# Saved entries

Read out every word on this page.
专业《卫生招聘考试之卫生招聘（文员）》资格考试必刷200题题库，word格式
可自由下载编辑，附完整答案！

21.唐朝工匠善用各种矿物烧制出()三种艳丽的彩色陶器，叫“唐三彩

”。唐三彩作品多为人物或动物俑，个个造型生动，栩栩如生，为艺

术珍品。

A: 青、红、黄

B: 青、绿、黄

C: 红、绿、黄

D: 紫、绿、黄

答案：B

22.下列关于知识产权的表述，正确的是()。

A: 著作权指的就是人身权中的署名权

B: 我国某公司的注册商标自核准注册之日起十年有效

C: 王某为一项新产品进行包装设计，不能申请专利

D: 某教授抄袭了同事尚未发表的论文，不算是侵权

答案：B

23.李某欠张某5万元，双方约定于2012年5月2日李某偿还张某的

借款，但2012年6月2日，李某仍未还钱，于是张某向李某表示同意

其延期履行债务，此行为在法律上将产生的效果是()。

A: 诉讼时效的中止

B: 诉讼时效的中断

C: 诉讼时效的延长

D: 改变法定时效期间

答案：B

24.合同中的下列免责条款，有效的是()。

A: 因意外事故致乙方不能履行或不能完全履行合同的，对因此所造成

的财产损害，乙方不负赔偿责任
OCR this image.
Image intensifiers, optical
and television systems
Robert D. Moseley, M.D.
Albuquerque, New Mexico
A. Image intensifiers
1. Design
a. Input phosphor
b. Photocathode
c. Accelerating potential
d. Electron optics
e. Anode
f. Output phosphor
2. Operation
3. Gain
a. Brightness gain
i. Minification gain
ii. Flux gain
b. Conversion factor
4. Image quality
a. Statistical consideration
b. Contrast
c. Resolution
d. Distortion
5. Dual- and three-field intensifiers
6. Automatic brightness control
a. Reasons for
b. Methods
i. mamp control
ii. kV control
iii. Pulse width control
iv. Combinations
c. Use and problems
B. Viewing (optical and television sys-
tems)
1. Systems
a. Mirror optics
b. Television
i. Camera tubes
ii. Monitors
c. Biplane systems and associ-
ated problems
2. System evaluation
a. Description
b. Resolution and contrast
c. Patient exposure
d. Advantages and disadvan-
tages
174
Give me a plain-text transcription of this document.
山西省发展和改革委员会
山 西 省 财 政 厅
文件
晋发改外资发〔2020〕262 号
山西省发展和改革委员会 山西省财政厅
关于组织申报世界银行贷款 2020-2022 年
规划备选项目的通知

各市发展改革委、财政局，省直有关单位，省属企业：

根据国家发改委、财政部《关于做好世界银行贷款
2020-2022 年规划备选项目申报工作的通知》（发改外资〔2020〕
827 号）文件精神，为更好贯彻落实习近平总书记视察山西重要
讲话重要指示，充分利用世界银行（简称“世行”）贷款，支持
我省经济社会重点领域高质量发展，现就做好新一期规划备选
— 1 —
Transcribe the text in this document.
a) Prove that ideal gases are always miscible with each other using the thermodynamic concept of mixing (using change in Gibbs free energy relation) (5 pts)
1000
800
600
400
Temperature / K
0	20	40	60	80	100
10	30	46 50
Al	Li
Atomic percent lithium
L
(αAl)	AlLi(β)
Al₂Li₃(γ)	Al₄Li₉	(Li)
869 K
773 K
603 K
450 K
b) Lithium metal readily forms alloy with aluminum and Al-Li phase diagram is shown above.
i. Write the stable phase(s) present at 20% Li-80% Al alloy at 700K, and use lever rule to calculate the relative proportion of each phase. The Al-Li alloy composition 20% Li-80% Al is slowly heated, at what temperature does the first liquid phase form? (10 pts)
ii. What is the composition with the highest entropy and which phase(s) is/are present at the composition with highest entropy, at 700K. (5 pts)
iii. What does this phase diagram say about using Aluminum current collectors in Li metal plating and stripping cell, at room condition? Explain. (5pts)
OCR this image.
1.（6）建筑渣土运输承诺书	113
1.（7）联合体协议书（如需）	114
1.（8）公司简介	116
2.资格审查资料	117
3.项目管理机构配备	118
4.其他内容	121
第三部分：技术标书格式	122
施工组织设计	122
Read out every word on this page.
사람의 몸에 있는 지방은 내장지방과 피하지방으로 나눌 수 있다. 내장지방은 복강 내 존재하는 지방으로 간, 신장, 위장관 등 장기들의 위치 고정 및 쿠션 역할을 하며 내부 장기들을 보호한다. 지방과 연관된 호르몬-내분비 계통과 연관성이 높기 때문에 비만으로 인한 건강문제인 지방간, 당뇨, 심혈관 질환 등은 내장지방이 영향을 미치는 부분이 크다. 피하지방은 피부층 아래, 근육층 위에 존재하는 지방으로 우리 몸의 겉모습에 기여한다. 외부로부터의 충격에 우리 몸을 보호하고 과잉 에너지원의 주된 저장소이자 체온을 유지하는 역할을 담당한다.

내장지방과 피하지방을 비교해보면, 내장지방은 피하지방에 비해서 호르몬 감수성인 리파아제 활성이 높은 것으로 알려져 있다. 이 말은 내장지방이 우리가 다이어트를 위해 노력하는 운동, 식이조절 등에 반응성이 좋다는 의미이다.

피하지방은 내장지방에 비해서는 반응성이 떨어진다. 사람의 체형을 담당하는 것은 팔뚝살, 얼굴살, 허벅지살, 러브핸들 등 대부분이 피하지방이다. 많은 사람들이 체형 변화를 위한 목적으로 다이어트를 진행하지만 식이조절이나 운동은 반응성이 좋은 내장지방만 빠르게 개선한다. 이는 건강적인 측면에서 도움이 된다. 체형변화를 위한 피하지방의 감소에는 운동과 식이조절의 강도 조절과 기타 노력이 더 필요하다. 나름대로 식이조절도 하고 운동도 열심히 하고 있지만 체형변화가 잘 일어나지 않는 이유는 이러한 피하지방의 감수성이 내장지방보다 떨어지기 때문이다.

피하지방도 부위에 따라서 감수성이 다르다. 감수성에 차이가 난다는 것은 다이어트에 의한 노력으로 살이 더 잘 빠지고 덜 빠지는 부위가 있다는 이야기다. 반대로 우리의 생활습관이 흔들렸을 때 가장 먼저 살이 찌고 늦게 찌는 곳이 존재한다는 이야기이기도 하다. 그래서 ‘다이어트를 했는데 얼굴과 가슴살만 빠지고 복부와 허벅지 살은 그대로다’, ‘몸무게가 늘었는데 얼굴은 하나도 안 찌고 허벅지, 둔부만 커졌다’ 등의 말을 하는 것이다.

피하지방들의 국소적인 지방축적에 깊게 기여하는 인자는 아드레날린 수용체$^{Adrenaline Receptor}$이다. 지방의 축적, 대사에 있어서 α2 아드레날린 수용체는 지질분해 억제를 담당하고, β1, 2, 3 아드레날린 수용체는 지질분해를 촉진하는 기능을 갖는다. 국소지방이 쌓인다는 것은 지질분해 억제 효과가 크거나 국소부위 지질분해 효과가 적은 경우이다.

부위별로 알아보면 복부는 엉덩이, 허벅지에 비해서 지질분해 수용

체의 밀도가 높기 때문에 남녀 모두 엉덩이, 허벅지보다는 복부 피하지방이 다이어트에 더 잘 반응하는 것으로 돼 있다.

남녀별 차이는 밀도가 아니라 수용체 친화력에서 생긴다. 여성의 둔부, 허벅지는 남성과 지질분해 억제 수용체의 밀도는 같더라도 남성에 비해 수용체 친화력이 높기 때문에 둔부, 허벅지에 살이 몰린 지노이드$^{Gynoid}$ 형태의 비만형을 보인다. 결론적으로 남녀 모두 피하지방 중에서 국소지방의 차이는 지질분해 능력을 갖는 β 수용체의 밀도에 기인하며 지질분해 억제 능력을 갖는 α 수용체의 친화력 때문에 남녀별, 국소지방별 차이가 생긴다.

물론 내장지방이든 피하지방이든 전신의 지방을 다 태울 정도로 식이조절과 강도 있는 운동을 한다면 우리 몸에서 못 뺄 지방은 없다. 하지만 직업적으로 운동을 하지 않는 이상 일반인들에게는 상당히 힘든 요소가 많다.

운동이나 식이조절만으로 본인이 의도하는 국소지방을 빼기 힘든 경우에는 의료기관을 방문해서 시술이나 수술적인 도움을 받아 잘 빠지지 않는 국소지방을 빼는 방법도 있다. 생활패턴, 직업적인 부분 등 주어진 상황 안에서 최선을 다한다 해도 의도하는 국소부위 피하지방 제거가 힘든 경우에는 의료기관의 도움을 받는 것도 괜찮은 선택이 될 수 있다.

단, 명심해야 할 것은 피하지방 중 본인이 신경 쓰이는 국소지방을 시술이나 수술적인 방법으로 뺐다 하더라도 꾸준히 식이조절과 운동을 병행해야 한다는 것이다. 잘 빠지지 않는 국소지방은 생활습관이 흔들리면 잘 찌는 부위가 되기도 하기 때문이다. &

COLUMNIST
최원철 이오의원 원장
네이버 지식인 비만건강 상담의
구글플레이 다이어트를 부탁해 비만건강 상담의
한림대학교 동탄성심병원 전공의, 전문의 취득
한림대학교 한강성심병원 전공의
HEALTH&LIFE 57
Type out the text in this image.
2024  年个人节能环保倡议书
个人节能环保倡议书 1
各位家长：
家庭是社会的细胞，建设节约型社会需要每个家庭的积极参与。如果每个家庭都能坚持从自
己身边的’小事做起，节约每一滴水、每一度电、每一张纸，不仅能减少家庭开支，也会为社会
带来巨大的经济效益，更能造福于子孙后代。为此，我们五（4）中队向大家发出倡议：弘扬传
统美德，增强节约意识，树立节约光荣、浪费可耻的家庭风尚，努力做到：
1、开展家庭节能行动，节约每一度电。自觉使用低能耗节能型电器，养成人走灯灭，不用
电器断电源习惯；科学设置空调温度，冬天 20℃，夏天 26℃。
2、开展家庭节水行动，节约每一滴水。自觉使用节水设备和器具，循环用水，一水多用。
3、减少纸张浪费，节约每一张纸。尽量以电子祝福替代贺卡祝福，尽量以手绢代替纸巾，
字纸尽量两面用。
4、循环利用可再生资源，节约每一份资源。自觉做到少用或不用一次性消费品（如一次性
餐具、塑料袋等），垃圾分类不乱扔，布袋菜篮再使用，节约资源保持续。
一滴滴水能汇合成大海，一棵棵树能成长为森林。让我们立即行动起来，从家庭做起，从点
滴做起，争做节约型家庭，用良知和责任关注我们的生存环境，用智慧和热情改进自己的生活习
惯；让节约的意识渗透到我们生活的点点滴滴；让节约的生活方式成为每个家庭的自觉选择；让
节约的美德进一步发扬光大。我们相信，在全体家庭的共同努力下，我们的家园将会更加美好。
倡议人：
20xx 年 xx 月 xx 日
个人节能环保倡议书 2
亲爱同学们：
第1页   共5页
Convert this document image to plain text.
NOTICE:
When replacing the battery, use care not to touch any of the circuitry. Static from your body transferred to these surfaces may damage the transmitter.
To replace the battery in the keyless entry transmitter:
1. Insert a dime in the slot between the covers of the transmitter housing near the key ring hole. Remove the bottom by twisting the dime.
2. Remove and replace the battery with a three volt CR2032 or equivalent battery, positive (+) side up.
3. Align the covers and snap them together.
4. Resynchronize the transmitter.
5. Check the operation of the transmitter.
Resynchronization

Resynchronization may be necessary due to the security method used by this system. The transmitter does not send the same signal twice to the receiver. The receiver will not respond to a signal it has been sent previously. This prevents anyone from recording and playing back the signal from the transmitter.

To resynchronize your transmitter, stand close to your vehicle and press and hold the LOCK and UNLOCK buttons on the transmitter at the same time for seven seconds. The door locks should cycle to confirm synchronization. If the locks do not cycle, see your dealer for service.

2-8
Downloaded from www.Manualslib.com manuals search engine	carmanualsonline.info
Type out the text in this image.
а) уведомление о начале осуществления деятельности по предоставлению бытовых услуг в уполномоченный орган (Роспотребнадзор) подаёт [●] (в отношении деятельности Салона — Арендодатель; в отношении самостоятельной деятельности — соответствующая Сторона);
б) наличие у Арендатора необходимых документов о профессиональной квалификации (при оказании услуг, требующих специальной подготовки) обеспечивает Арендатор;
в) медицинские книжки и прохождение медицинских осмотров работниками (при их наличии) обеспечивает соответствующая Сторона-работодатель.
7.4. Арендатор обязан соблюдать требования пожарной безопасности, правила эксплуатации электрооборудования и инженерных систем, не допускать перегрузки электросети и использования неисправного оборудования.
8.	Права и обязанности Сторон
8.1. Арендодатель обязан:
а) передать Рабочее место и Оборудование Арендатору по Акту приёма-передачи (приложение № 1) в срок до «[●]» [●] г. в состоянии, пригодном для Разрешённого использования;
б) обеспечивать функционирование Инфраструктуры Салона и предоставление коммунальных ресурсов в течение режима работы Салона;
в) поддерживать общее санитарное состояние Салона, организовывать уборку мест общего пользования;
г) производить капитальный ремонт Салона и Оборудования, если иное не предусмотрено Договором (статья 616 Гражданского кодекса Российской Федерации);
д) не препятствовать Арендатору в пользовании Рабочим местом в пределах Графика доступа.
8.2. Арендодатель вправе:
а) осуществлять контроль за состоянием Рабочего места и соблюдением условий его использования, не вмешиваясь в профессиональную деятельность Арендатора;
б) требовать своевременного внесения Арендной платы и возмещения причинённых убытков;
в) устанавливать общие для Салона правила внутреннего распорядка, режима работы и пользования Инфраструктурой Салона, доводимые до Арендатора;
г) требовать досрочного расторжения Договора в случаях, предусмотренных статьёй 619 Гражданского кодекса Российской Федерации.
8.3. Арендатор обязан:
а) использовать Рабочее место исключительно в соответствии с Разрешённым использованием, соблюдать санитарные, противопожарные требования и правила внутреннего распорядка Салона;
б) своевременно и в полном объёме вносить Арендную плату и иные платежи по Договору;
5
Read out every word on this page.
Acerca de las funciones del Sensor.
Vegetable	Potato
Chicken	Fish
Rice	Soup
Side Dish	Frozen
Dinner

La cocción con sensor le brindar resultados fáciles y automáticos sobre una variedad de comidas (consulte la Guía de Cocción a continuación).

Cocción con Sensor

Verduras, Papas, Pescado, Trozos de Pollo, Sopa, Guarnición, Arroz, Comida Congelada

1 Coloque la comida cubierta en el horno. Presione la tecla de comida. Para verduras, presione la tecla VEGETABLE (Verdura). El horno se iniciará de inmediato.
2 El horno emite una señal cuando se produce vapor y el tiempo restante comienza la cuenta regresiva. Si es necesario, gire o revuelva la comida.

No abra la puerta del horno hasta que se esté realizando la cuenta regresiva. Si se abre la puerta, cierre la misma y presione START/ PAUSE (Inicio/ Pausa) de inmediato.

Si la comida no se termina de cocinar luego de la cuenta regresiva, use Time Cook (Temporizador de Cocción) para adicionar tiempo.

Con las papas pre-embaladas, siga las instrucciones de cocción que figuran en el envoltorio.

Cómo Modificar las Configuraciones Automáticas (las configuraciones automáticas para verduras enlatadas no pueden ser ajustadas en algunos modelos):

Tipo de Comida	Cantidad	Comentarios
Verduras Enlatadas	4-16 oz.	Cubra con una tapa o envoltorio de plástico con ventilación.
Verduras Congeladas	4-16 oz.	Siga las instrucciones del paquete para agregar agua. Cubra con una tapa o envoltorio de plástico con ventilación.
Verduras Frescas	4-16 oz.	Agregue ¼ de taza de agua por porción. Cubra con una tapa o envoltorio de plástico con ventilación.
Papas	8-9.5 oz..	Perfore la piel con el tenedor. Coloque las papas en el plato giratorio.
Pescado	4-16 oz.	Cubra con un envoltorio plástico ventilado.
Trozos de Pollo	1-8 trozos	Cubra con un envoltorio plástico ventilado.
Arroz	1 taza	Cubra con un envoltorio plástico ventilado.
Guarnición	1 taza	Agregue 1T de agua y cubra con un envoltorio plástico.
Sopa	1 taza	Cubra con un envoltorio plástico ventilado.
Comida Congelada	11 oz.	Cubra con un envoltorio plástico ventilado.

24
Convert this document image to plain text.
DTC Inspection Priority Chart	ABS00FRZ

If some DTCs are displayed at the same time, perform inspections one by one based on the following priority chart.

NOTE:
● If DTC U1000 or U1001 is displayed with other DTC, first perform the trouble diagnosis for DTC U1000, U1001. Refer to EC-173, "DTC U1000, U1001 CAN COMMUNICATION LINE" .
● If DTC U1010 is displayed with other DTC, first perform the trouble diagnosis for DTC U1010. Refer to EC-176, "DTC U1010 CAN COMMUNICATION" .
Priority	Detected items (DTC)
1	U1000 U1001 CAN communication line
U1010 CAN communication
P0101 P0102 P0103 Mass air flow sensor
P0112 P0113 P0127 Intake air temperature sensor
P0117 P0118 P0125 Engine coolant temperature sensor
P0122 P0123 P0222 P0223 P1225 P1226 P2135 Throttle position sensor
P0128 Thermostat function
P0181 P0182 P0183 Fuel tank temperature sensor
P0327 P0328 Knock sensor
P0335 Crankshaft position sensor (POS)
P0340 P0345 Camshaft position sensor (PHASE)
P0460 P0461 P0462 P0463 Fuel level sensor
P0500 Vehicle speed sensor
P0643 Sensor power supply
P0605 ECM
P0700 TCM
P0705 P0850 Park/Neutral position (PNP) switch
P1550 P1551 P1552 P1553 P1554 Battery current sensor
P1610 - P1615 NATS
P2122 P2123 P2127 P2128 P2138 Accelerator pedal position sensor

# Given request
Show every line where the string "Российской" appears.

# Output
г) производить капитальный ремонт Салона и Оборудования, если иное не предусмотрено Договором (статья 616 Гражданского кодекса Российской Федерации);
г) требовать досрочного расторжения Договора в случаях, предусмотренных статьёй 619 Гражданского кодекса Российской Федерации.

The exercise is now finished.